Material shown.
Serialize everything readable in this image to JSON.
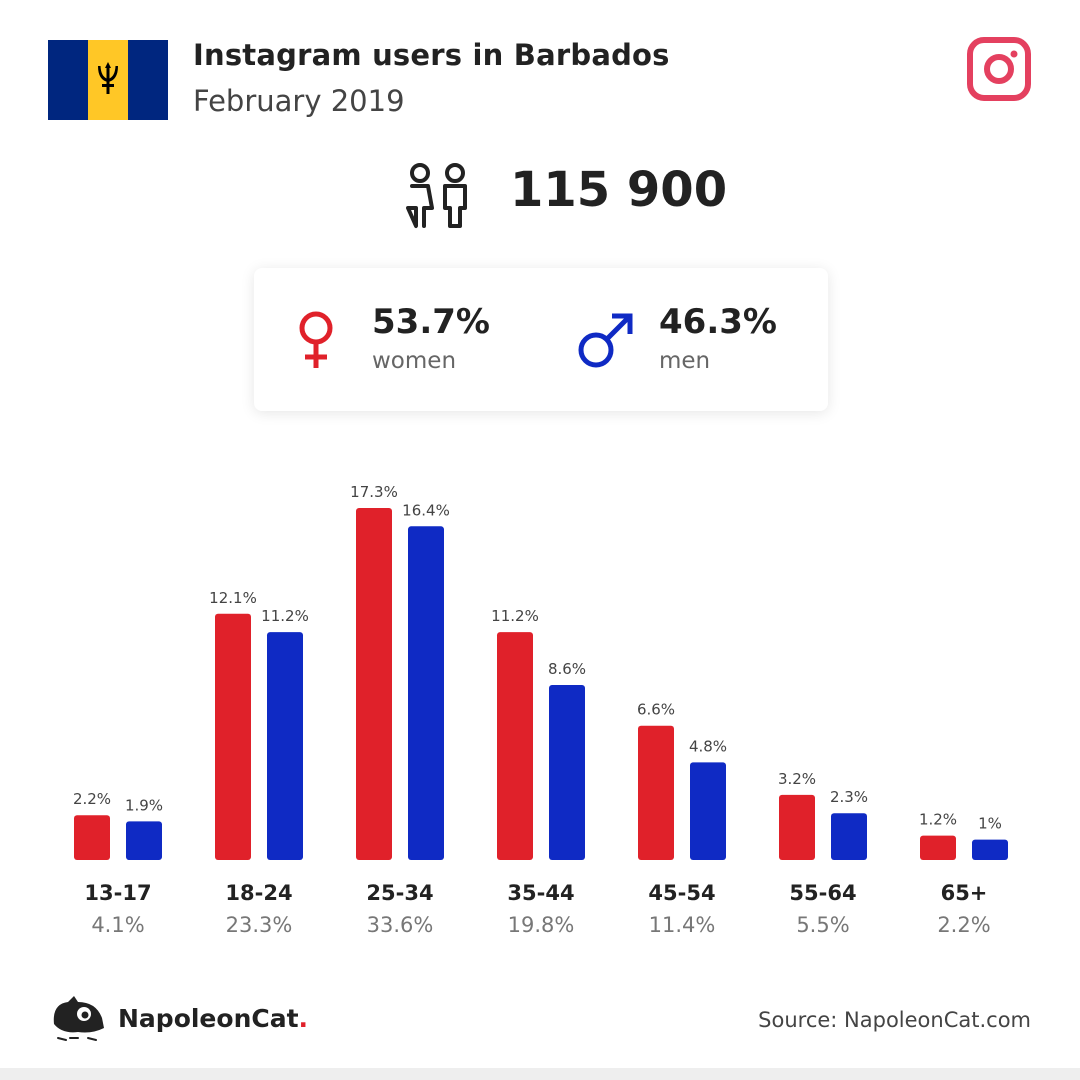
{
  "header": {
    "title": "Instagram users in Barbados",
    "subtitle": "February 2019"
  },
  "total": {
    "value": "115 900",
    "icon": "users-icon"
  },
  "gender": {
    "women": {
      "pct": "53.7%",
      "label": "women",
      "color": "#e0212a",
      "icon": "female-symbol-icon"
    },
    "men": {
      "pct": "46.3%",
      "label": "men",
      "color": "#0f2ac4",
      "icon": "male-symbol-icon"
    }
  },
  "colors": {
    "women": "#e0212a",
    "men": "#0f2ac4",
    "flag_blue": "#00267f",
    "flag_gold": "#ffc726",
    "instagram": "#e4405f"
  },
  "chart_data": {
    "type": "bar",
    "categories": [
      "13-17",
      "18-24",
      "25-34",
      "35-44",
      "45-54",
      "55-64",
      "65+"
    ],
    "category_totals": [
      "4.1%",
      "23.3%",
      "33.6%",
      "19.8%",
      "11.4%",
      "5.5%",
      "2.2%"
    ],
    "series": [
      {
        "name": "women",
        "values": [
          2.2,
          12.1,
          17.3,
          11.2,
          6.6,
          3.2,
          1.2
        ],
        "labels": [
          "2.2%",
          "12.1%",
          "17.3%",
          "11.2%",
          "6.6%",
          "3.2%",
          "1.2%"
        ]
      },
      {
        "name": "men",
        "values": [
          1.9,
          11.2,
          16.4,
          8.6,
          4.8,
          2.3,
          1.0
        ],
        "labels": [
          "1.9%",
          "11.2%",
          "16.4%",
          "8.6%",
          "4.8%",
          "2.3%",
          "1%"
        ]
      }
    ],
    "title": "",
    "xlabel": "",
    "ylabel": "",
    "ylim": [
      0,
      17.3
    ]
  },
  "footer": {
    "brand_name": "NapoleonCat",
    "brand_dot": ".",
    "source": "Source: NapoleonCat.com"
  }
}
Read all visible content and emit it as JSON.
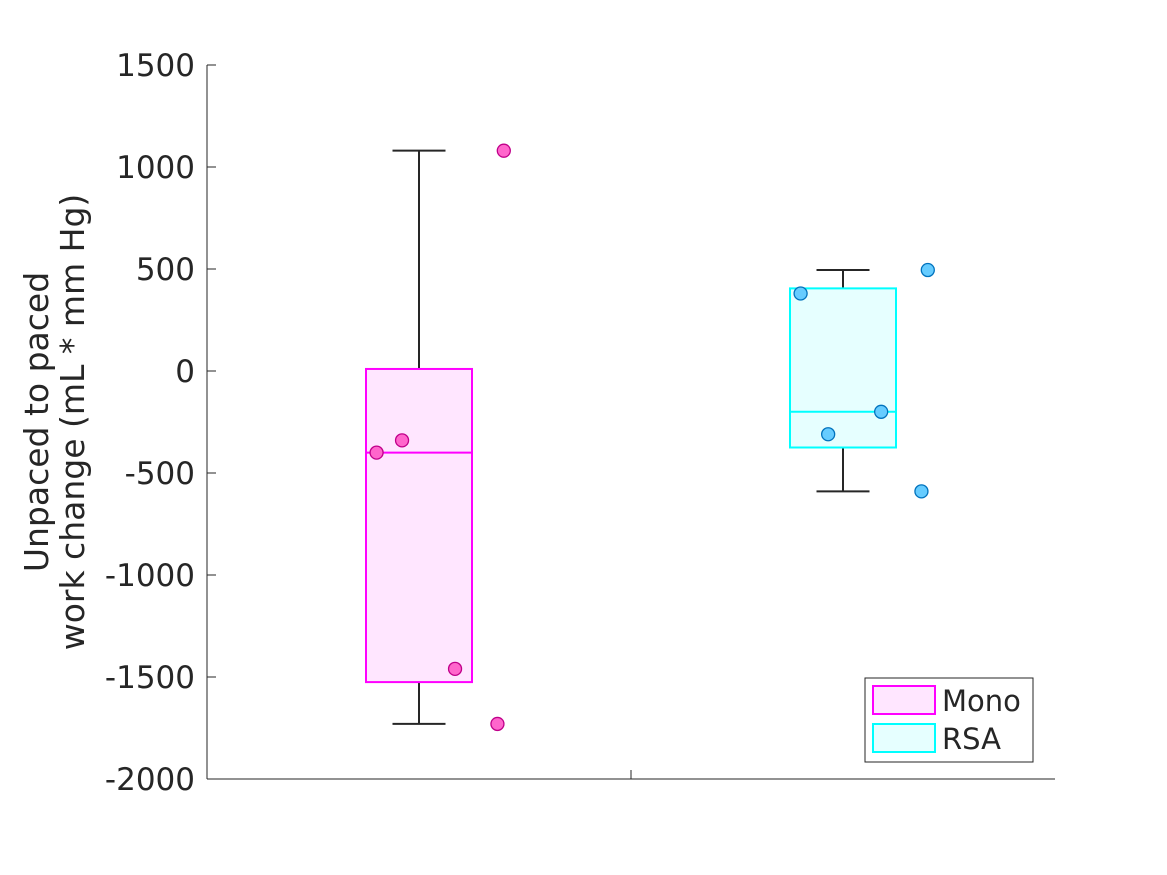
{
  "chart_data": {
    "type": "box",
    "title": "",
    "xlabel": "",
    "ylabel_lines": [
      "Unpaced to paced",
      "work change (mL * mm Hg)"
    ],
    "ylim": [
      -2000,
      1500
    ],
    "yticks": [
      1500,
      1000,
      500,
      0,
      -500,
      -1000,
      -1500,
      -2000
    ],
    "ytick_labels": [
      "1500",
      "1000",
      "500",
      "0",
      "-500",
      "-1000",
      "-1500",
      "-2000"
    ],
    "grid": false,
    "legend_position": "bottom-right",
    "series": [
      {
        "name": "Mono",
        "edge_color": "#ff00ff",
        "fill_color": "#ffe6ff",
        "point_color": "#ff66cc",
        "whisker_low": -1730,
        "q1": -1525,
        "median": -400,
        "q3": 10,
        "whisker_high": 1080,
        "points": [
          {
            "y": 1080,
            "jitter": 0.2
          },
          {
            "y": -340,
            "jitter": -0.04
          },
          {
            "y": -400,
            "jitter": -0.1
          },
          {
            "y": -1460,
            "jitter": 0.085
          },
          {
            "y": -1730,
            "jitter": 0.185
          }
        ]
      },
      {
        "name": "RSA",
        "edge_color": "#00ffff",
        "fill_color": "#e6ffff",
        "point_color": "#66ccff",
        "whisker_low": -590,
        "q1": -375,
        "median": -200,
        "q3": 405,
        "whisker_high": 495,
        "points": [
          {
            "y": 495,
            "jitter": 0.2
          },
          {
            "y": 380,
            "jitter": -0.1
          },
          {
            "y": -200,
            "jitter": 0.09
          },
          {
            "y": -310,
            "jitter": -0.035
          },
          {
            "y": -590,
            "jitter": 0.185
          }
        ]
      }
    ]
  }
}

The request. Without including any pictures, reproduce the listing exactly.

Written solution.
Serialize everything readable in this image to JSON.
{
  "header": {
    "title": "Instagram users in Barbados",
    "subtitle": "February 2019"
  },
  "total": {
    "value": "115 900",
    "icon": "users-icon"
  },
  "gender": {
    "women": {
      "pct": "53.7%",
      "label": "women",
      "color": "#e0212a",
      "icon": "female-symbol-icon"
    },
    "men": {
      "pct": "46.3%",
      "label": "men",
      "color": "#0f2ac4",
      "icon": "male-symbol-icon"
    }
  },
  "colors": {
    "women": "#e0212a",
    "men": "#0f2ac4",
    "flag_blue": "#00267f",
    "flag_gold": "#ffc726",
    "instagram": "#e4405f"
  },
  "chart_data": {
    "type": "bar",
    "categories": [
      "13-17",
      "18-24",
      "25-34",
      "35-44",
      "45-54",
      "55-64",
      "65+"
    ],
    "category_totals": [
      "4.1%",
      "23.3%",
      "33.6%",
      "19.8%",
      "11.4%",
      "5.5%",
      "2.2%"
    ],
    "series": [
      {
        "name": "women",
        "values": [
          2.2,
          12.1,
          17.3,
          11.2,
          6.6,
          3.2,
          1.2
        ],
        "labels": [
          "2.2%",
          "12.1%",
          "17.3%",
          "11.2%",
          "6.6%",
          "3.2%",
          "1.2%"
        ]
      },
      {
        "name": "men",
        "values": [
          1.9,
          11.2,
          16.4,
          8.6,
          4.8,
          2.3,
          1.0
        ],
        "labels": [
          "1.9%",
          "11.2%",
          "16.4%",
          "8.6%",
          "4.8%",
          "2.3%",
          "1%"
        ]
      }
    ],
    "title": "",
    "xlabel": "",
    "ylabel": "",
    "ylim": [
      0,
      17.3
    ]
  },
  "footer": {
    "brand_name": "NapoleonCat",
    "brand_dot": ".",
    "source": "Source: NapoleonCat.com"
  }
}
Read all visible content and emit it as JSON.
{
  "chart_data": {
    "type": "box",
    "title": "",
    "xlabel": "",
    "ylabel_lines": [
      "Unpaced to paced",
      "work change (mL * mm Hg)"
    ],
    "ylim": [
      -2000,
      1500
    ],
    "yticks": [
      1500,
      1000,
      500,
      0,
      -500,
      -1000,
      -1500,
      -2000
    ],
    "ytick_labels": [
      "1500",
      "1000",
      "500",
      "0",
      "-500",
      "-1000",
      "-1500",
      "-2000"
    ],
    "grid": false,
    "legend_position": "bottom-right",
    "series": [
      {
        "name": "Mono",
        "edge_color": "#ff00ff",
        "fill_color": "#ffe6ff",
        "point_color": "#ff66cc",
        "whisker_low": -1730,
        "q1": -1525,
        "median": -400,
        "q3": 10,
        "whisker_high": 1080,
        "points": [
          {
            "y": 1080,
            "jitter": 0.2
          },
          {
            "y": -340,
            "jitter": -0.04
          },
          {
            "y": -400,
            "jitter": -0.1
          },
          {
            "y": -1460,
            "jitter": 0.085
          },
          {
            "y": -1730,
            "jitter": 0.185
          }
        ]
      },
      {
        "name": "RSA",
        "edge_color": "#00ffff",
        "fill_color": "#e6ffff",
        "point_color": "#66ccff",
        "whisker_low": -590,
        "q1": -375,
        "median": -200,
        "q3": 405,
        "whisker_high": 495,
        "points": [
          {
            "y": 495,
            "jitter": 0.2
          },
          {
            "y": 380,
            "jitter": -0.1
          },
          {
            "y": -200,
            "jitter": 0.09
          },
          {
            "y": -310,
            "jitter": -0.035
          },
          {
            "y": -590,
            "jitter": 0.185
          }
        ]
      }
    ]
  }
}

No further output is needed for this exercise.